[start]
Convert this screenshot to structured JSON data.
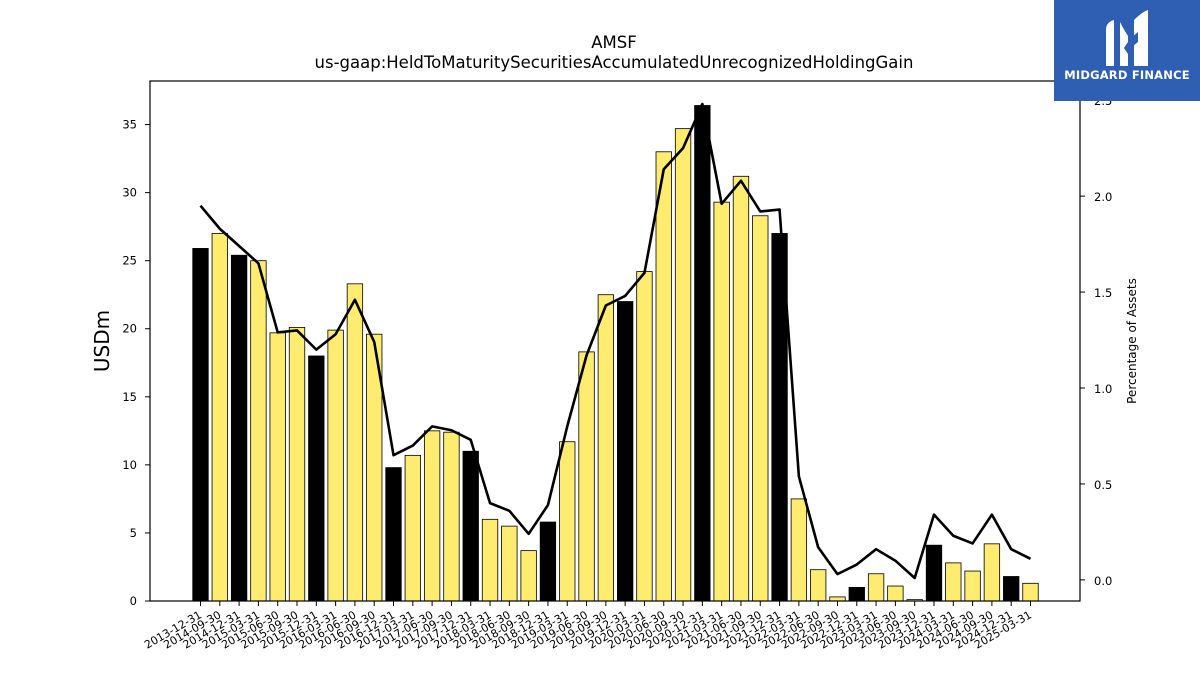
{
  "chart_data": {
    "type": "bar",
    "title": "AMSF",
    "subtitle": "us-gaap:HeldToMaturitySecuritiesAccumulatedUnrecognizedHoldingGain",
    "ylabel": "USDm",
    "y2label": "Percentage of Assets",
    "ylim": [
      0,
      38.2
    ],
    "y2lim": [
      -0.11,
      2.6
    ],
    "yticks": [
      0,
      5,
      10,
      15,
      20,
      25,
      30,
      35
    ],
    "y2ticks": [
      0.0,
      0.5,
      1.0,
      1.5,
      2.0,
      2.5
    ],
    "y2tick_labels": [
      "0.0",
      "0.5",
      "1.0",
      "1.5",
      "2.0",
      "2.5"
    ],
    "grid": false,
    "bar_colors": {
      "q4": "#000000",
      "other": "#fdec6f"
    },
    "line_color": "#000000",
    "categories": [
      "2013-12-31",
      "2014-09-30",
      "2014-12-31",
      "2015-03-31",
      "2015-06-30",
      "2015-09-30",
      "2015-12-31",
      "2016-03-31",
      "2016-06-30",
      "2016-09-30",
      "2016-12-31",
      "2017-03-31",
      "2017-06-30",
      "2017-09-30",
      "2017-12-31",
      "2018-03-31",
      "2018-06-30",
      "2018-09-30",
      "2018-12-31",
      "2019-03-31",
      "2019-06-30",
      "2019-09-30",
      "2019-12-31",
      "2020-03-31",
      "2020-06-30",
      "2020-09-30",
      "2020-12-31",
      "2021-03-31",
      "2021-06-30",
      "2021-09-30",
      "2021-12-31",
      "2022-03-31",
      "2022-06-30",
      "2022-09-30",
      "2022-12-31",
      "2023-03-31",
      "2023-06-30",
      "2023-09-30",
      "2023-12-31",
      "2024-03-31",
      "2024-06-30",
      "2024-09-30",
      "2024-12-31",
      "2025-03-31"
    ],
    "series": [
      {
        "type": "bar",
        "values": [
          25.9,
          27.0,
          25.4,
          25.0,
          19.7,
          20.1,
          18.0,
          19.9,
          23.3,
          19.6,
          9.8,
          10.7,
          12.5,
          12.4,
          11.0,
          6.0,
          5.5,
          3.7,
          5.8,
          11.7,
          18.3,
          22.5,
          22.0,
          24.2,
          33.0,
          34.7,
          36.4,
          29.3,
          31.2,
          28.3,
          27.0,
          7.5,
          2.3,
          0.3,
          1.0,
          2.0,
          1.1,
          0.1,
          4.1,
          2.8,
          2.2,
          4.2,
          1.8,
          1.3
        ]
      },
      {
        "type": "line",
        "axis": "right",
        "values": [
          1.95,
          1.83,
          1.74,
          1.65,
          1.29,
          1.3,
          1.2,
          1.28,
          1.46,
          1.24,
          0.65,
          0.7,
          0.8,
          0.78,
          0.73,
          0.4,
          0.36,
          0.24,
          0.39,
          0.8,
          1.17,
          1.43,
          1.48,
          1.6,
          2.14,
          2.25,
          2.48,
          1.96,
          2.08,
          1.92,
          1.93,
          0.54,
          0.17,
          0.03,
          0.08,
          0.16,
          0.1,
          0.01,
          0.34,
          0.23,
          0.19,
          0.34,
          0.16,
          0.11
        ]
      }
    ]
  },
  "logo": {
    "text": "MIDGARD FINANCE"
  }
}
[end]
> **Objective**: Restate the whole listing above exactly, please, omitting every image.

> **Full answer**:
Convert this screenshot to structured JSON data.
{
  "chart_data": {
    "type": "bar",
    "title": "AMSF",
    "subtitle": "us-gaap:HeldToMaturitySecuritiesAccumulatedUnrecognizedHoldingGain",
    "ylabel": "USDm",
    "y2label": "Percentage of Assets",
    "ylim": [
      0,
      38.2
    ],
    "y2lim": [
      -0.11,
      2.6
    ],
    "yticks": [
      0,
      5,
      10,
      15,
      20,
      25,
      30,
      35
    ],
    "y2ticks": [
      0.0,
      0.5,
      1.0,
      1.5,
      2.0,
      2.5
    ],
    "y2tick_labels": [
      "0.0",
      "0.5",
      "1.0",
      "1.5",
      "2.0",
      "2.5"
    ],
    "grid": false,
    "bar_colors": {
      "q4": "#000000",
      "other": "#fdec6f"
    },
    "line_color": "#000000",
    "categories": [
      "2013-12-31",
      "2014-09-30",
      "2014-12-31",
      "2015-03-31",
      "2015-06-30",
      "2015-09-30",
      "2015-12-31",
      "2016-03-31",
      "2016-06-30",
      "2016-09-30",
      "2016-12-31",
      "2017-03-31",
      "2017-06-30",
      "2017-09-30",
      "2017-12-31",
      "2018-03-31",
      "2018-06-30",
      "2018-09-30",
      "2018-12-31",
      "2019-03-31",
      "2019-06-30",
      "2019-09-30",
      "2019-12-31",
      "2020-03-31",
      "2020-06-30",
      "2020-09-30",
      "2020-12-31",
      "2021-03-31",
      "2021-06-30",
      "2021-09-30",
      "2021-12-31",
      "2022-03-31",
      "2022-06-30",
      "2022-09-30",
      "2022-12-31",
      "2023-03-31",
      "2023-06-30",
      "2023-09-30",
      "2023-12-31",
      "2024-03-31",
      "2024-06-30",
      "2024-09-30",
      "2024-12-31",
      "2025-03-31"
    ],
    "series": [
      {
        "type": "bar",
        "values": [
          25.9,
          27.0,
          25.4,
          25.0,
          19.7,
          20.1,
          18.0,
          19.9,
          23.3,
          19.6,
          9.8,
          10.7,
          12.5,
          12.4,
          11.0,
          6.0,
          5.5,
          3.7,
          5.8,
          11.7,
          18.3,
          22.5,
          22.0,
          24.2,
          33.0,
          34.7,
          36.4,
          29.3,
          31.2,
          28.3,
          27.0,
          7.5,
          2.3,
          0.3,
          1.0,
          2.0,
          1.1,
          0.1,
          4.1,
          2.8,
          2.2,
          4.2,
          1.8,
          1.3
        ]
      },
      {
        "type": "line",
        "axis": "right",
        "values": [
          1.95,
          1.83,
          1.74,
          1.65,
          1.29,
          1.3,
          1.2,
          1.28,
          1.46,
          1.24,
          0.65,
          0.7,
          0.8,
          0.78,
          0.73,
          0.4,
          0.36,
          0.24,
          0.39,
          0.8,
          1.17,
          1.43,
          1.48,
          1.6,
          2.14,
          2.25,
          2.48,
          1.96,
          2.08,
          1.92,
          1.93,
          0.54,
          0.17,
          0.03,
          0.08,
          0.16,
          0.1,
          0.01,
          0.34,
          0.23,
          0.19,
          0.34,
          0.16,
          0.11
        ]
      }
    ]
  },
  "logo": {
    "text": "MIDGARD FINANCE"
  }
}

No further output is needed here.